◆ YOUR GOAL: Answer with nothing except the number of lines that contain the word "reentry".

◆ INFORMATION GIVEN:
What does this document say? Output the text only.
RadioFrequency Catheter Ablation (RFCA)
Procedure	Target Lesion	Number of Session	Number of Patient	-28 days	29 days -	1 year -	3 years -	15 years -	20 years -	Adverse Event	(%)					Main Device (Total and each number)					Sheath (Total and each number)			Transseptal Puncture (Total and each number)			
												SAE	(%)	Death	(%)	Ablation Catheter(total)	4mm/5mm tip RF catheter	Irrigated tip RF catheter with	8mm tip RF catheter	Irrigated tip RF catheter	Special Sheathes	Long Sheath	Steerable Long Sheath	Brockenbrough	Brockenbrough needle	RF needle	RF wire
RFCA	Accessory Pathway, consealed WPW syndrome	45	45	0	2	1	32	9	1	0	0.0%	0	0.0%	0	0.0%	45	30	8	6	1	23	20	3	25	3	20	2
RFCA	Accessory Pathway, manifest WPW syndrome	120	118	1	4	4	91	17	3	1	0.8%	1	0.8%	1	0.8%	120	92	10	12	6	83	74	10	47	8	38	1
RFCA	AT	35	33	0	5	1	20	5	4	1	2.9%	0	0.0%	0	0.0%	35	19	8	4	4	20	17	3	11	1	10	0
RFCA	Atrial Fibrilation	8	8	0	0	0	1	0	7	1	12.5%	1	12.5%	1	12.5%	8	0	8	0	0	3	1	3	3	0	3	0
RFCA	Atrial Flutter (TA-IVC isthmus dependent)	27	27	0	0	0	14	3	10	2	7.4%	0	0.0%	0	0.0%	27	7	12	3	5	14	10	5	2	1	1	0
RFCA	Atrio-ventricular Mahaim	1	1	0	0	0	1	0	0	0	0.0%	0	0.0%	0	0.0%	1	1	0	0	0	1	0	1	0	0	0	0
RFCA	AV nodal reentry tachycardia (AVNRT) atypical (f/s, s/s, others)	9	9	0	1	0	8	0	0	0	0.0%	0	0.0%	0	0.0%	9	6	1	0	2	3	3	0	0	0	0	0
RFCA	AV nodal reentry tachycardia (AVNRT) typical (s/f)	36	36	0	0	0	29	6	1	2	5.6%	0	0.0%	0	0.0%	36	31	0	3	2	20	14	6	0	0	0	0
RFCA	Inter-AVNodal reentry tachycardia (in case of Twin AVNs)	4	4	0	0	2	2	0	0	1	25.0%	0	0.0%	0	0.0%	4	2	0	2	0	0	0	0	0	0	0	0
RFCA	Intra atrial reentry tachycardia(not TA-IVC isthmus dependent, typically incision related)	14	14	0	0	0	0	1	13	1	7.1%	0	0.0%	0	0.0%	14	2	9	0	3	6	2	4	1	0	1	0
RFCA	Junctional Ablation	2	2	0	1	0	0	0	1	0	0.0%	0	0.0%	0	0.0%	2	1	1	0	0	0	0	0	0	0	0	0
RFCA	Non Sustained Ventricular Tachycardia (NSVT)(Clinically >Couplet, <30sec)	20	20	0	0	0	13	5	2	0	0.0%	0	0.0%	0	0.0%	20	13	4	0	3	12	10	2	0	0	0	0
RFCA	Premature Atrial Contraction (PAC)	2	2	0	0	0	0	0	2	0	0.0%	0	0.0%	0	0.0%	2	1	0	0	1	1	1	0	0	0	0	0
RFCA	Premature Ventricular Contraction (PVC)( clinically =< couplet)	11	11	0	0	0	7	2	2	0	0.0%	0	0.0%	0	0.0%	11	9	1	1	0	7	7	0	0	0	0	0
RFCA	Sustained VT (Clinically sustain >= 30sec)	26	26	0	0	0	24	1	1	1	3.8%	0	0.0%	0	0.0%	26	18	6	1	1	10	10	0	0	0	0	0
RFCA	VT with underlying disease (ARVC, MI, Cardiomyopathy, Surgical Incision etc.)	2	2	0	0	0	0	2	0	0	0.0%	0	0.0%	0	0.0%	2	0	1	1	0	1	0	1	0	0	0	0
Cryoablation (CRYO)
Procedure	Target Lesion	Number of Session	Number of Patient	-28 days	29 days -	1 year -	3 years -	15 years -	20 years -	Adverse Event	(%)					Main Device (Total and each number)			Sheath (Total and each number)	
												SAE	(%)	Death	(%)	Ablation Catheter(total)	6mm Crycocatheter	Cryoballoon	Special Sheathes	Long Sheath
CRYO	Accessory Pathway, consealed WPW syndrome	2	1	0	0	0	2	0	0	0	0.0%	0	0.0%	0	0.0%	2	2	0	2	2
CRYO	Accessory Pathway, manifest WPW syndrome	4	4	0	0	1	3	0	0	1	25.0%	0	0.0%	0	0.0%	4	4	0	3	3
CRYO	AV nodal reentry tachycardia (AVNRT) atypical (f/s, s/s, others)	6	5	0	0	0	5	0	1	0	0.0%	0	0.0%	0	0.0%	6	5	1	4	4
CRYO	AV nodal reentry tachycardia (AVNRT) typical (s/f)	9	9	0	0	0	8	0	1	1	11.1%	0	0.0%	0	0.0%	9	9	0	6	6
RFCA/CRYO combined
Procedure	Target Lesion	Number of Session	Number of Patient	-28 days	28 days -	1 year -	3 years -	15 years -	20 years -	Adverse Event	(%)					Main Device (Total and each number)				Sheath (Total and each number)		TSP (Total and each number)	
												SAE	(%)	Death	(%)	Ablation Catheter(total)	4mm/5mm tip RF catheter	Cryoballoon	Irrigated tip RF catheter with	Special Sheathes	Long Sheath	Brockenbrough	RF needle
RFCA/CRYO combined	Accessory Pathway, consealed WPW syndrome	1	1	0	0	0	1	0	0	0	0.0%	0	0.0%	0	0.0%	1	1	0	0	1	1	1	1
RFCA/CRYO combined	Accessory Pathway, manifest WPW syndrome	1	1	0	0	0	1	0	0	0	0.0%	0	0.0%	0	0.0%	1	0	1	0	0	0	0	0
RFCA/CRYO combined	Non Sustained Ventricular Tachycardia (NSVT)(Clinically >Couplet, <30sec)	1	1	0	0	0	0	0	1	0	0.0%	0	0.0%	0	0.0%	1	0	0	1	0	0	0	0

◆ COMPLETED EXERCISE: 6